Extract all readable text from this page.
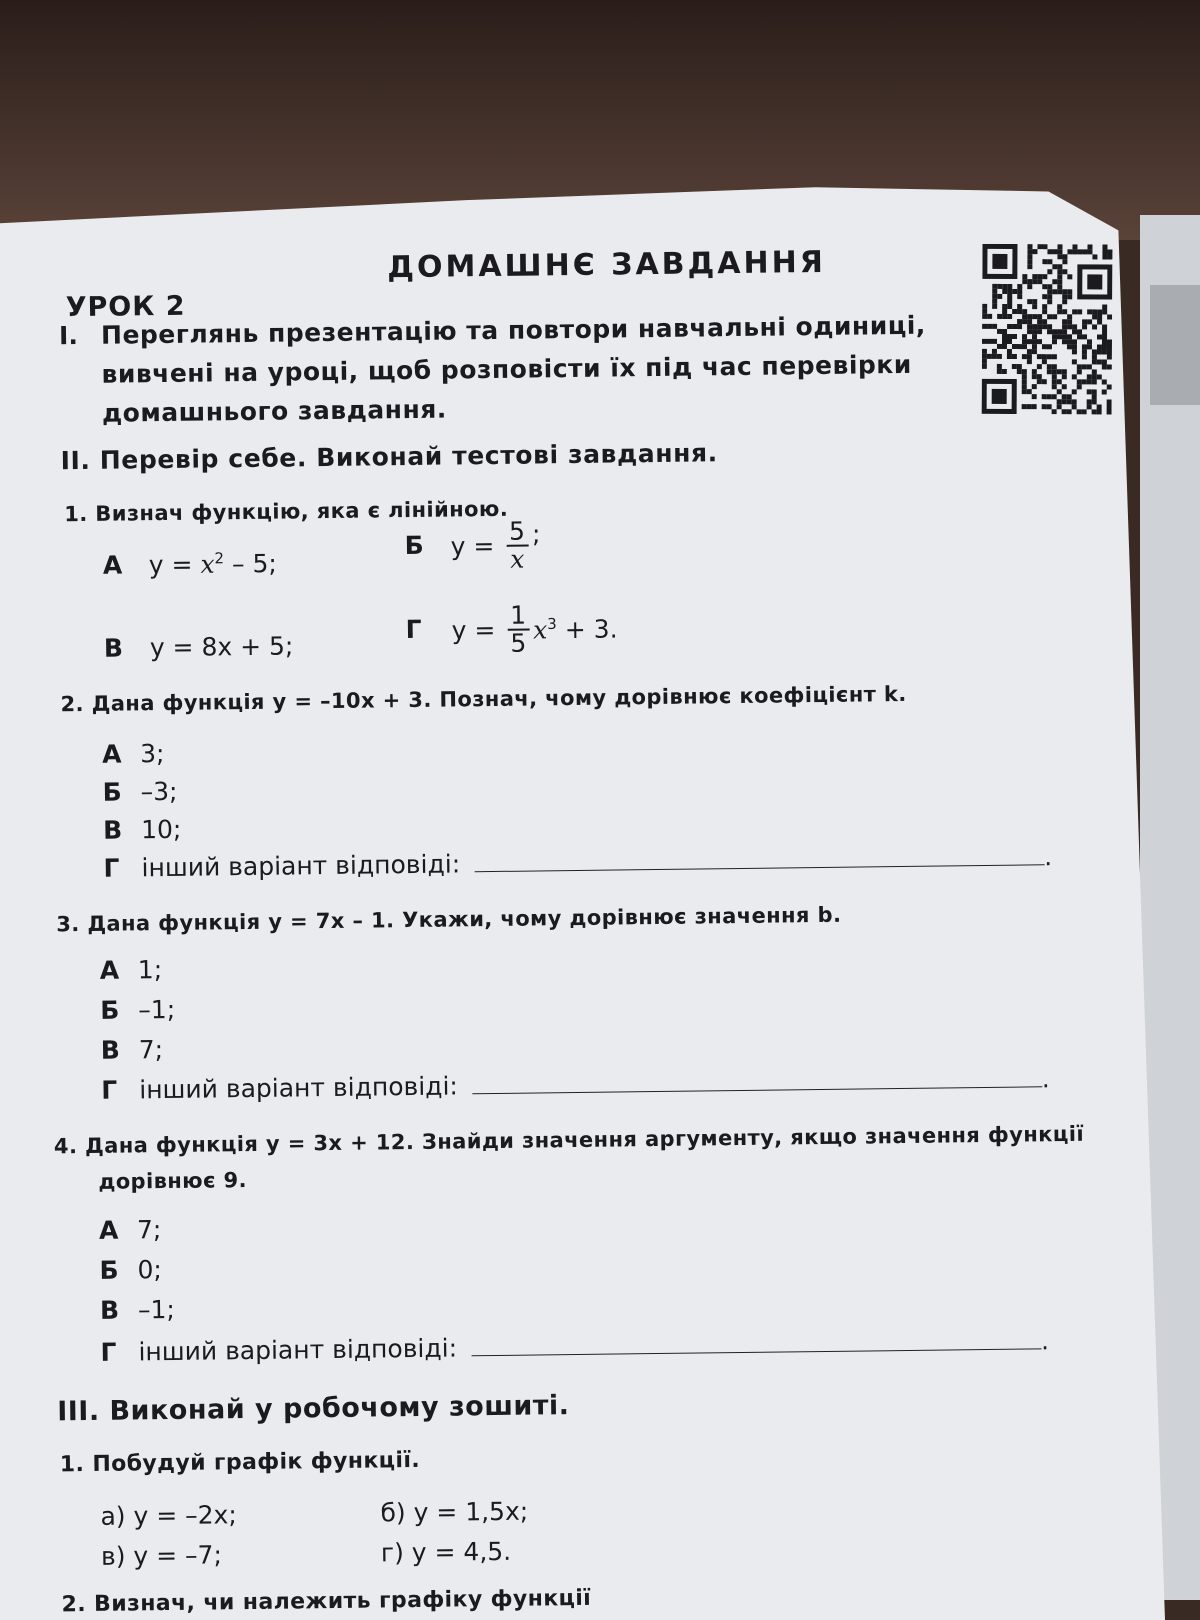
УРОК 2
ДОМАШНЄ ЗАВДАННЯ
I. Переглянь презентацію та повтори навчальні одиниці, вивчені на уроці, щоб розповісти їх під час перевірки домашнього завдання.
II. Перевір себе. Виконай тестові завдання.
1. Визнач функцію, яка є лінійною.
А $y = x^2 - 5$;
Б $y = \frac{5}{x}$ ;
В y = 8x + 5;
Г $y = \frac{1}{5} x^3 + 3$.
2. Дана функція y = –10x + 3. Познач, чому дорівнює коефіцієнт k.
А 3;
Б –3;
В 10;
Г інший варіант відповіді:	.
3. Дана функція y = 7x – 1. Укажи, чому дорівнює значення b.
А 1;
Б –1;
В 7;
Г інший варіант відповіді:	.
4. Дана функція y = 3x + 12. Знайди значення аргументу, якщо значення функції
дорівнює 9.
А 7;
Б 0;
В –1;
Г інший варіант відповіді:	.
III. Виконай у робочому зошиті.
1. Побудуй графік функції.
а) y = –2x;	б) y = 1,5x;
в) y = –7;	г) y = 4,5.
2. Визнач, чи належить графіку функції
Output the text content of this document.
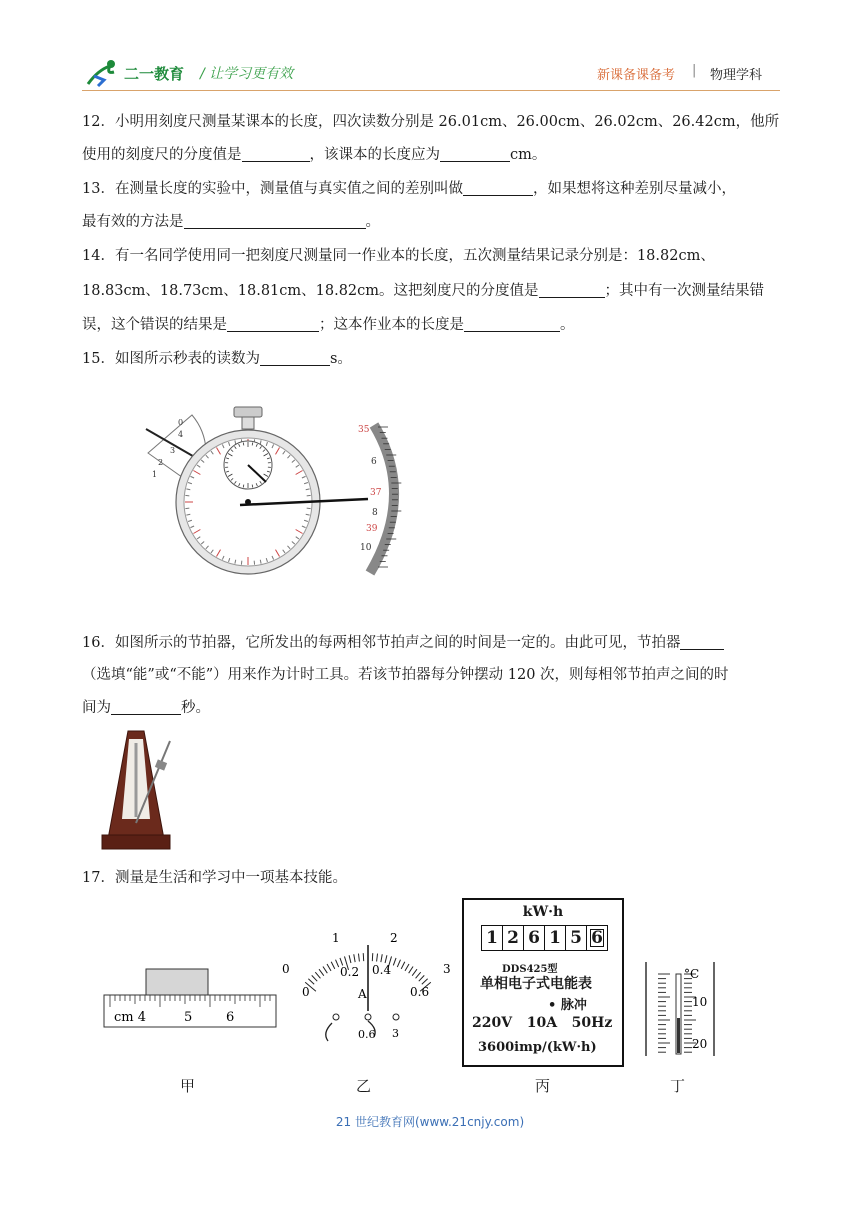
二一教育 / 让学习更有效	新课备课备考 | 物理学科
12．小明用刻度尺测量某课本的长度，四次读数分别是 26.01cm、26.00cm、26.02cm、26.42cm，他所
使用的刻度尺的分度值是	，该课本的长度应为	cm。
13．在测量长度的实验中，测量值与真实值之间的差别叫做	，如果想将这种差别尽量减小，
最有效的方法是	。
14．有一名同学使用同一把刻度尺测量同一作业本的长度，五次测量结果记录分别是：18.82cm、
18.83cm、18.73cm、18.81cm、18.82cm。这把刻度尺的分度值是	；其中有一次测量结果错
误，这个错误的结果是	；这本作业本的长度是	。
15．如图所示秒表的读数为	s。
0
4
3
2
1
35
6
37
8
39
10
16．如图所示的节拍器，它所发出的每两相邻节拍声之间的时间是一定的。由此可见，节拍器
（选填“能”或“不能”）用来作为计时工具。若该节拍器每分钟摆动 120 次，则每相邻节拍声之间的时
间为	秒。
17．测量是生活和学习中一项基本技能。
cm 4	5	6
0
1	2
3
0.2 0.4
0	0.6
A
0.6 3
kW·h
1 2 6 1 5 6
DDS425型
单相电子式电能表
• 脉冲
220V   10A   50Hz
3600imp/(kW·h)
°C
10
20
甲	乙	丙	丁
21 世纪教育网(www.21cnjy.com)
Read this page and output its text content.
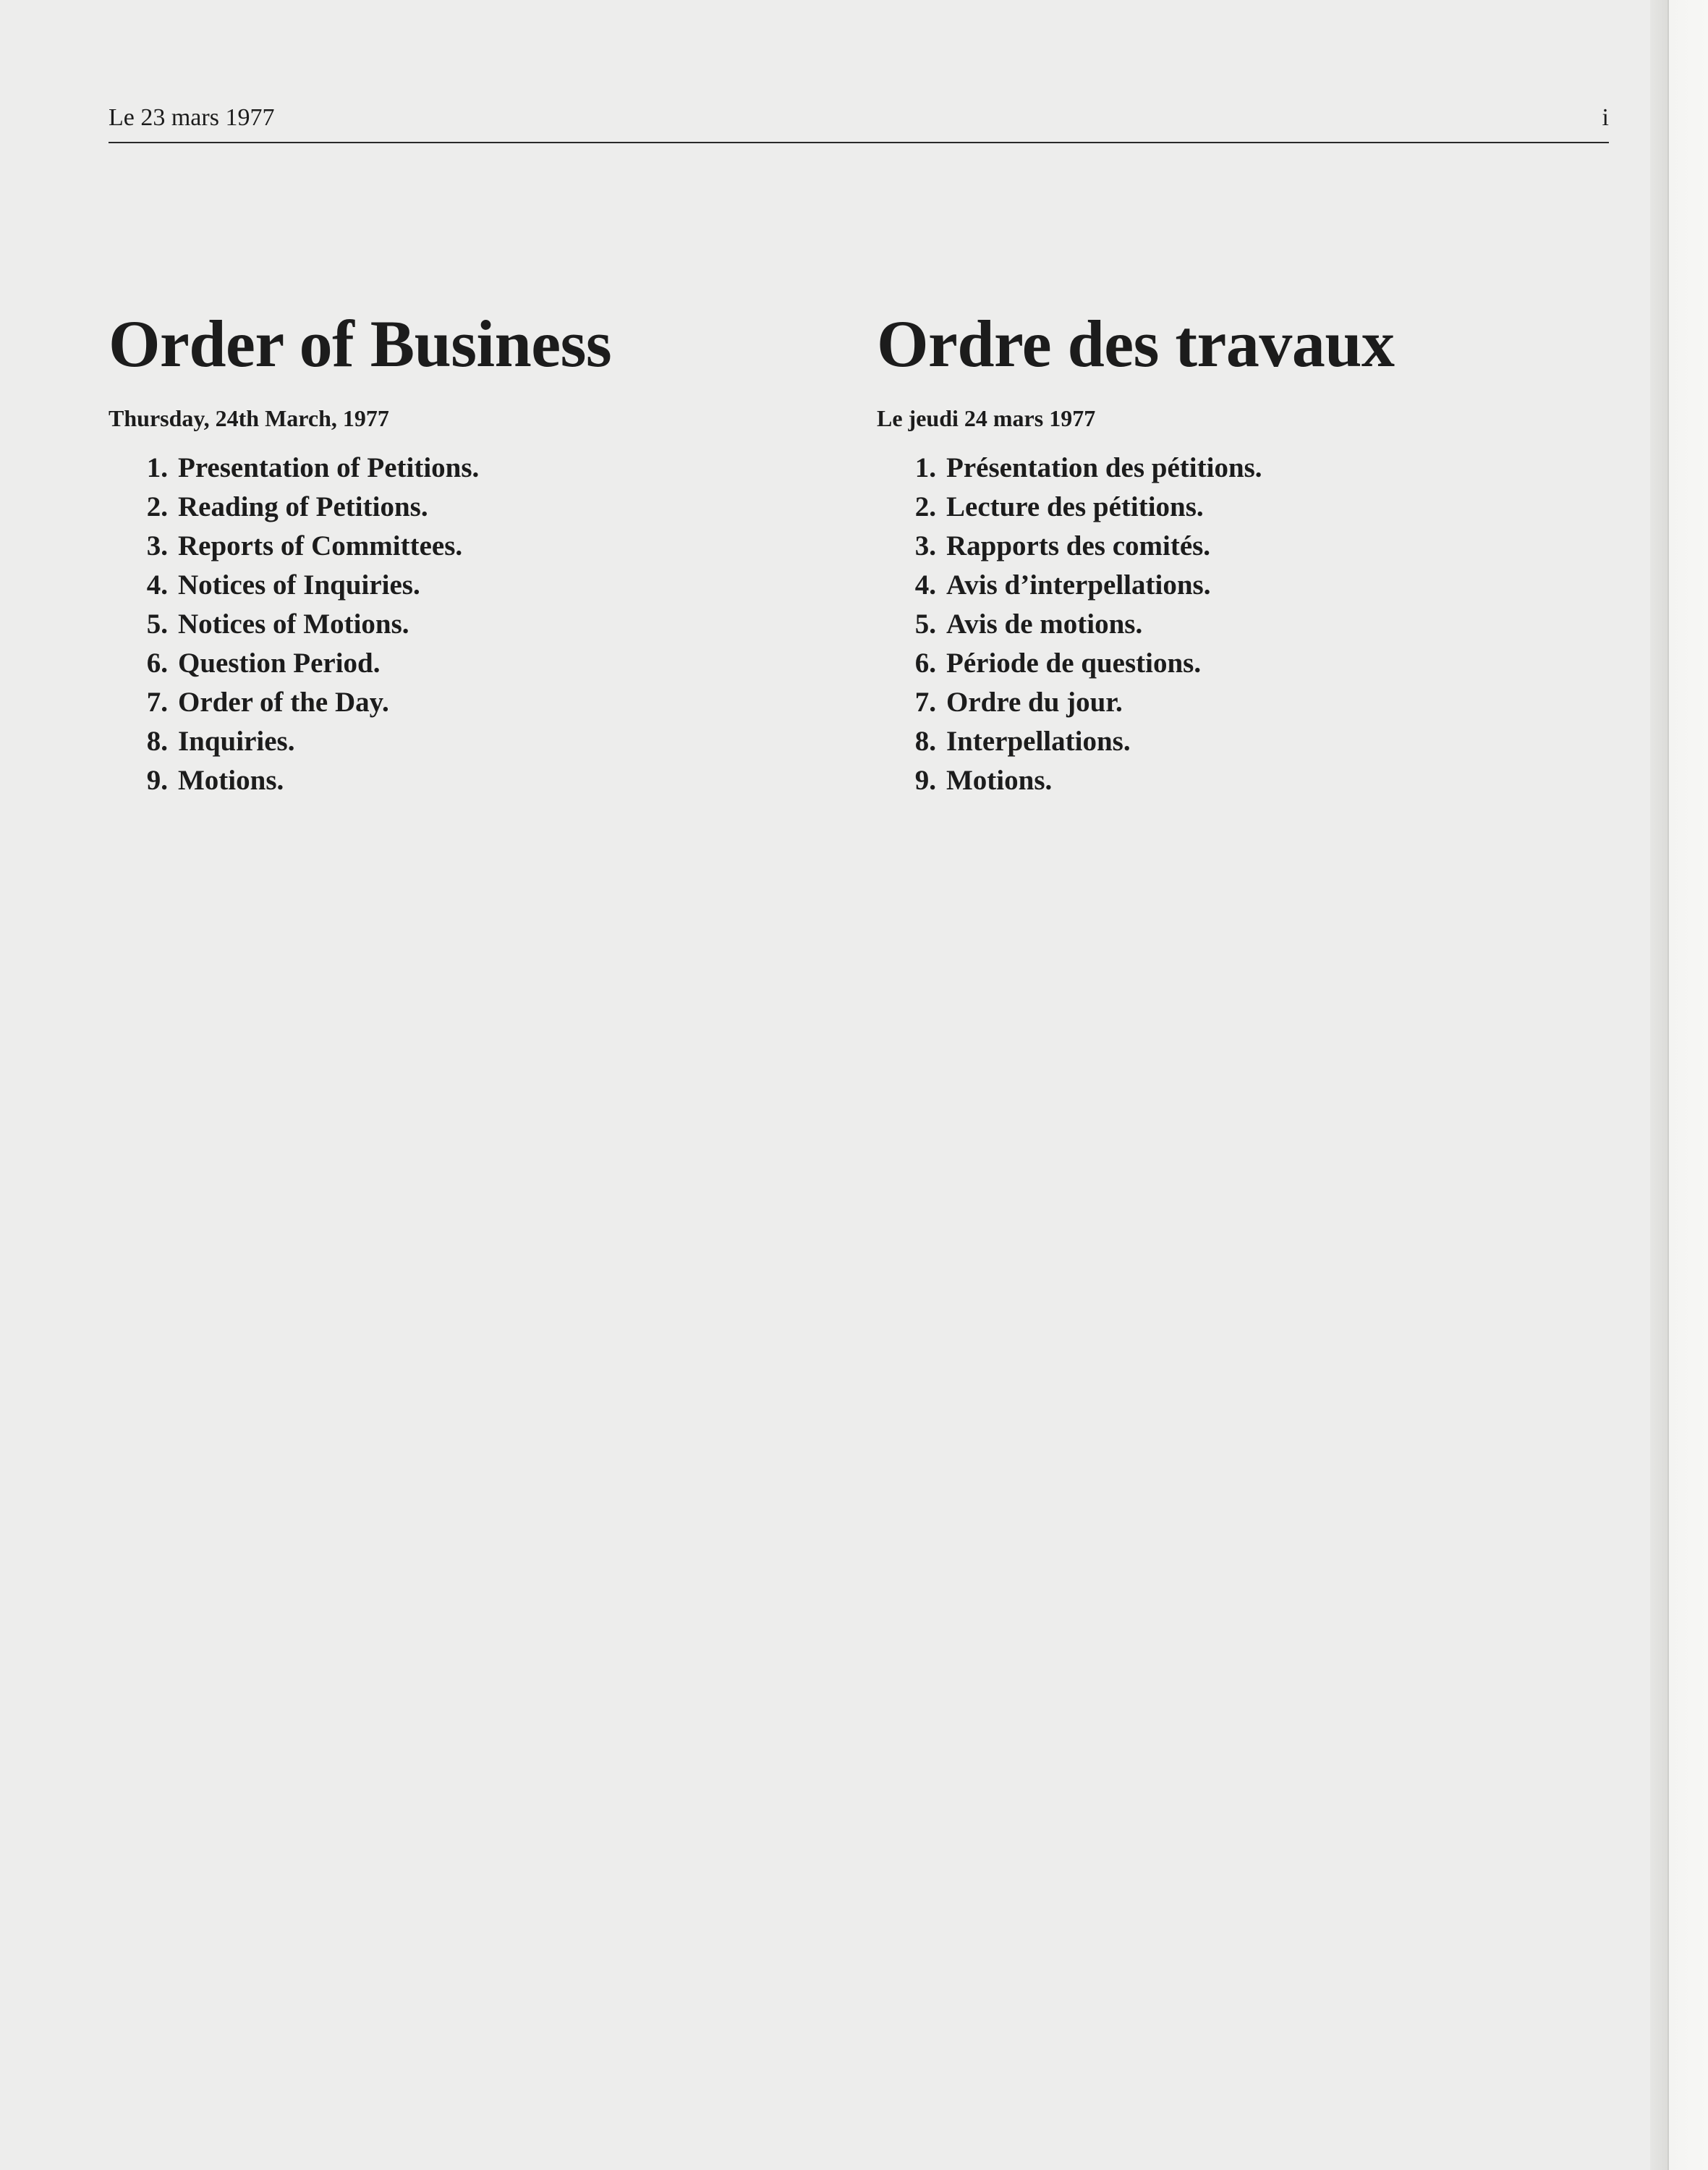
Le 23 mars 1977	i
Order of Business
Thursday, 24th March, 1977
1. Presentation of Petitions.
2. Reading of Petitions.
3. Reports of Committees.
4. Notices of Inquiries.
5. Notices of Motions.
6. Question Period.
7. Order of the Day.
8. Inquiries.
9. Motions.
Ordre des travaux
Le jeudi 24 mars 1977
1. Présentation des pétitions.
2. Lecture des pétitions.
3. Rapports des comités.
4. Avis d’interpellations.
5. Avis de motions.
6. Période de questions.
7. Ordre du jour.
8. Interpellations.
9. Motions.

Goal of the exercise :: Leave out all pictures and extract exactly the lines from the line with "Read this page and output its text content." through the end of the material.

Answer to the exercise ::
Read this page and output its text content.
Le 23 mars 1977	i
Order of Business
Thursday, 24th March, 1977
1. Presentation of Petitions.
2. Reading of Petitions.
3. Reports of Committees.
4. Notices of Inquiries.
5. Notices of Motions.
6. Question Period.
7. Order of the Day.
8. Inquiries.
9. Motions.
Ordre des travaux
Le jeudi 24 mars 1977
1. Présentation des pétitions.
2. Lecture des pétitions.
3. Rapports des comités.
4. Avis d’interpellations.
5. Avis de motions.
6. Période de questions.
7. Ordre du jour.
8. Interpellations.
9. Motions.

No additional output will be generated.